** Begin Provided records **

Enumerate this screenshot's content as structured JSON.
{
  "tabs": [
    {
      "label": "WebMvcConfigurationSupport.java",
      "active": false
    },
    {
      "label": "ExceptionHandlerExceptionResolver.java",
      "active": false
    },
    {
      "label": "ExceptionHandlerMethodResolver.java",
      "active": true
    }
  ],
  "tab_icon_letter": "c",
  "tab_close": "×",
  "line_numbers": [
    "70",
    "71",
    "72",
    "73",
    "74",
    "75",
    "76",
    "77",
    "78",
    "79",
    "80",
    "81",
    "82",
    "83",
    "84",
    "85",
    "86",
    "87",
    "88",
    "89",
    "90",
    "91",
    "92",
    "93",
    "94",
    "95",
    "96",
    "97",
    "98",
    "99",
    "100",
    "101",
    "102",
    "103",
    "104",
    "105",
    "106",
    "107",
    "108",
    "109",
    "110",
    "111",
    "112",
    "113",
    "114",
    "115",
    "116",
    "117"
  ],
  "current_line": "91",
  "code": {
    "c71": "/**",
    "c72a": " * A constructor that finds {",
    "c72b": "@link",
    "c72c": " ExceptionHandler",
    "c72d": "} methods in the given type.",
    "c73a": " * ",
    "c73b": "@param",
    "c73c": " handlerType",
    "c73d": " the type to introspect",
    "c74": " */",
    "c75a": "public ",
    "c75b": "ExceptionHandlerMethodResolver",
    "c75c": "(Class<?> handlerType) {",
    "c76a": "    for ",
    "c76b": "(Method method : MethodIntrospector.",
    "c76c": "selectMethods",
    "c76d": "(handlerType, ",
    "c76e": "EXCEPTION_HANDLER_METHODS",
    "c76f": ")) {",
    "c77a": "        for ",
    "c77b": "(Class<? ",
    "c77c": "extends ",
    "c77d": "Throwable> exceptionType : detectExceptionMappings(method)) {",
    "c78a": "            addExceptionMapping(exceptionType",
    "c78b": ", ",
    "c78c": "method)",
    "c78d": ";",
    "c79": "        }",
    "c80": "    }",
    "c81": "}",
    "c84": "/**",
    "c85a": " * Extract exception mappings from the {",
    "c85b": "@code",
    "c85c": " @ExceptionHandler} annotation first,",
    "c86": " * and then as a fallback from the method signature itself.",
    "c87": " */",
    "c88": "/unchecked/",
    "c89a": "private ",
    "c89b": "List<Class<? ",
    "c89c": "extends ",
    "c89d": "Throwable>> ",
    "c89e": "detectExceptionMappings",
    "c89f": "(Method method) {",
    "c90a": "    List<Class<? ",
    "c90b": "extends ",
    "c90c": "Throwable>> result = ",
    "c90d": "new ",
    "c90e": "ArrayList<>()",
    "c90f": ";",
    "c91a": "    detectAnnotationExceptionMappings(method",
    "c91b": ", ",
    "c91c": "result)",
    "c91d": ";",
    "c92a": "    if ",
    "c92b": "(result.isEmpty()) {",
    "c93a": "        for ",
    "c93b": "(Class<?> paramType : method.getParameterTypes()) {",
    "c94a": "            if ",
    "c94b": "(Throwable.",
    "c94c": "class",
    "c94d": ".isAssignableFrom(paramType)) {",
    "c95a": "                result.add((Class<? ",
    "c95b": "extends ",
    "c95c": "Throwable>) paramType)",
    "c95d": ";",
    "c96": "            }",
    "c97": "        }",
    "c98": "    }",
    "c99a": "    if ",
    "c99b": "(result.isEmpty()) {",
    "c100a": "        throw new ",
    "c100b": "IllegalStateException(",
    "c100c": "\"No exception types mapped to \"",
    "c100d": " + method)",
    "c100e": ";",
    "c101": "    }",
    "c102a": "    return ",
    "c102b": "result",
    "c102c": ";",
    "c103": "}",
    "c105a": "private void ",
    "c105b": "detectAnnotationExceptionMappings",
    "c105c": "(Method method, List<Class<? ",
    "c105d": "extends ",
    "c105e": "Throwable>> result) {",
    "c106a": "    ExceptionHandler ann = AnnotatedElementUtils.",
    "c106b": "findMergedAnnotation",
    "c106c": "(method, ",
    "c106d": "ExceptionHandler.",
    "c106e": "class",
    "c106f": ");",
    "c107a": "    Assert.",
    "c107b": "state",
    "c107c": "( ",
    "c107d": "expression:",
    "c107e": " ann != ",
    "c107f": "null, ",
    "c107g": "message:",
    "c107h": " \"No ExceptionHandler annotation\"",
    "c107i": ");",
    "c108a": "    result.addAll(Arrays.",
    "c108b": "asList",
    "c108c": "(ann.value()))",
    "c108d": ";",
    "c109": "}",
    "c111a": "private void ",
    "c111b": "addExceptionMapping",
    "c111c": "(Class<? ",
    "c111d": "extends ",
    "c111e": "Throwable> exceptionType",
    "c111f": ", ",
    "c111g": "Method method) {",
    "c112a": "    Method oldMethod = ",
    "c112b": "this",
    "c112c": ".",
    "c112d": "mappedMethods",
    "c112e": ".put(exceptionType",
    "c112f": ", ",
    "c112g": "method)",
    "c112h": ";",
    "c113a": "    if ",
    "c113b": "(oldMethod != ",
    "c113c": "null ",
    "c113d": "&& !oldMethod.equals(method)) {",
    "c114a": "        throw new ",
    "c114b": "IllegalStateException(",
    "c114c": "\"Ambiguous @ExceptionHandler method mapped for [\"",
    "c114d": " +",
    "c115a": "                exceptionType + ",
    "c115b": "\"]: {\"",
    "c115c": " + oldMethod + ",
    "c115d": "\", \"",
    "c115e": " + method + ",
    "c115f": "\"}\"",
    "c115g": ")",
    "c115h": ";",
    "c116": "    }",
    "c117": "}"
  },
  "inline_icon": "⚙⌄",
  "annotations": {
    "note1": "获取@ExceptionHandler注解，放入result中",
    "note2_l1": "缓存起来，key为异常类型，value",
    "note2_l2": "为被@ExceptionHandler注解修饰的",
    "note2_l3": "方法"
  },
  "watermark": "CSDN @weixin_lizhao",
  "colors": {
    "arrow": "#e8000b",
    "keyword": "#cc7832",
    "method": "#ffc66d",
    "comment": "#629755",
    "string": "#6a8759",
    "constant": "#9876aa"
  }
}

** End Provided records **

# [Problem]
Above are some records; repeat all of them exactly.

# [Solution]
Enumerate this screenshot's content as structured JSON.
{
  "tabs": [
    {
      "label": "WebMvcConfigurationSupport.java",
      "active": false
    },
    {
      "label": "ExceptionHandlerExceptionResolver.java",
      "active": false
    },
    {
      "label": "ExceptionHandlerMethodResolver.java",
      "active": true
    }
  ],
  "tab_icon_letter": "c",
  "tab_close": "×",
  "line_numbers": [
    "70",
    "71",
    "72",
    "73",
    "74",
    "75",
    "76",
    "77",
    "78",
    "79",
    "80",
    "81",
    "82",
    "83",
    "84",
    "85",
    "86",
    "87",
    "88",
    "89",
    "90",
    "91",
    "92",
    "93",
    "94",
    "95",
    "96",
    "97",
    "98",
    "99",
    "100",
    "101",
    "102",
    "103",
    "104",
    "105",
    "106",
    "107",
    "108",
    "109",
    "110",
    "111",
    "112",
    "113",
    "114",
    "115",
    "116",
    "117"
  ],
  "current_line": "91",
  "code": {
    "c71": "/**",
    "c72a": " * A constructor that finds {",
    "c72b": "@link",
    "c72c": " ExceptionHandler",
    "c72d": "} methods in the given type.",
    "c73a": " * ",
    "c73b": "@param",
    "c73c": " handlerType",
    "c73d": " the type to introspect",
    "c74": " */",
    "c75a": "public ",
    "c75b": "ExceptionHandlerMethodResolver",
    "c75c": "(Class<?> handlerType) {",
    "c76a": "    for ",
    "c76b": "(Method method : MethodIntrospector.",
    "c76c": "selectMethods",
    "c76d": "(handlerType, ",
    "c76e": "EXCEPTION_HANDLER_METHODS",
    "c76f": ")) {",
    "c77a": "        for ",
    "c77b": "(Class<? ",
    "c77c": "extends ",
    "c77d": "Throwable> exceptionType : detectExceptionMappings(method)) {",
    "c78a": "            addExceptionMapping(exceptionType",
    "c78b": ", ",
    "c78c": "method)",
    "c78d": ";",
    "c79": "        }",
    "c80": "    }",
    "c81": "}",
    "c84": "/**",
    "c85a": " * Extract exception mappings from the {",
    "c85b": "@code",
    "c85c": " @ExceptionHandler} annotation first,",
    "c86": " * and then as a fallback from the method signature itself.",
    "c87": " */",
    "c88": "/unchecked/",
    "c89a": "private ",
    "c89b": "List<Class<? ",
    "c89c": "extends ",
    "c89d": "Throwable>> ",
    "c89e": "detectExceptionMappings",
    "c89f": "(Method method) {",
    "c90a": "    List<Class<? ",
    "c90b": "extends ",
    "c90c": "Throwable>> result = ",
    "c90d": "new ",
    "c90e": "ArrayList<>()",
    "c90f": ";",
    "c91a": "    detectAnnotationExceptionMappings(method",
    "c91b": ", ",
    "c91c": "result)",
    "c91d": ";",
    "c92a": "    if ",
    "c92b": "(result.isEmpty()) {",
    "c93a": "        for ",
    "c93b": "(Class<?> paramType : method.getParameterTypes()) {",
    "c94a": "            if ",
    "c94b": "(Throwable.",
    "c94c": "class",
    "c94d": ".isAssignableFrom(paramType)) {",
    "c95a": "                result.add((Class<? ",
    "c95b": "extends ",
    "c95c": "Throwable>) paramType)",
    "c95d": ";",
    "c96": "            }",
    "c97": "        }",
    "c98": "    }",
    "c99a": "    if ",
    "c99b": "(result.isEmpty()) {",
    "c100a": "        throw new ",
    "c100b": "IllegalStateException(",
    "c100c": "\"No exception types mapped to \"",
    "c100d": " + method)",
    "c100e": ";",
    "c101": "    }",
    "c102a": "    return ",
    "c102b": "result",
    "c102c": ";",
    "c103": "}",
    "c105a": "private void ",
    "c105b": "detectAnnotationExceptionMappings",
    "c105c": "(Method method, List<Class<? ",
    "c105d": "extends ",
    "c105e": "Throwable>> result) {",
    "c106a": "    ExceptionHandler ann = AnnotatedElementUtils.",
    "c106b": "findMergedAnnotation",
    "c106c": "(method, ",
    "c106d": "ExceptionHandler.",
    "c106e": "class",
    "c106f": ");",
    "c107a": "    Assert.",
    "c107b": "state",
    "c107c": "( ",
    "c107d": "expression:",
    "c107e": " ann != ",
    "c107f": "null, ",
    "c107g": "message:",
    "c107h": " \"No ExceptionHandler annotation\"",
    "c107i": ");",
    "c108a": "    result.addAll(Arrays.",
    "c108b": "asList",
    "c108c": "(ann.value()))",
    "c108d": ";",
    "c109": "}",
    "c111a": "private void ",
    "c111b": "addExceptionMapping",
    "c111c": "(Class<? ",
    "c111d": "extends ",
    "c111e": "Throwable> exceptionType",
    "c111f": ", ",
    "c111g": "Method method) {",
    "c112a": "    Method oldMethod = ",
    "c112b": "this",
    "c112c": ".",
    "c112d": "mappedMethods",
    "c112e": ".put(exceptionType",
    "c112f": ", ",
    "c112g": "method)",
    "c112h": ";",
    "c113a": "    if ",
    "c113b": "(oldMethod != ",
    "c113c": "null ",
    "c113d": "&& !oldMethod.equals(method)) {",
    "c114a": "        throw new ",
    "c114b": "IllegalStateException(",
    "c114c": "\"Ambiguous @ExceptionHandler method mapped for [\"",
    "c114d": " +",
    "c115a": "                exceptionType + ",
    "c115b": "\"]: {\"",
    "c115c": " + oldMethod + ",
    "c115d": "\", \"",
    "c115e": " + method + ",
    "c115f": "\"}\"",
    "c115g": ")",
    "c115h": ";",
    "c116": "    }",
    "c117": "}"
  },
  "inline_icon": "⚙⌄",
  "annotations": {
    "note1": "获取@ExceptionHandler注解，放入result中",
    "note2_l1": "缓存起来，key为异常类型，value",
    "note2_l2": "为被@ExceptionHandler注解修饰的",
    "note2_l3": "方法"
  },
  "watermark": "CSDN @weixin_lizhao",
  "colors": {
    "arrow": "#e8000b",
    "keyword": "#cc7832",
    "method": "#ffc66d",
    "comment": "#629755",
    "string": "#6a8759",
    "constant": "#9876aa"
  }
}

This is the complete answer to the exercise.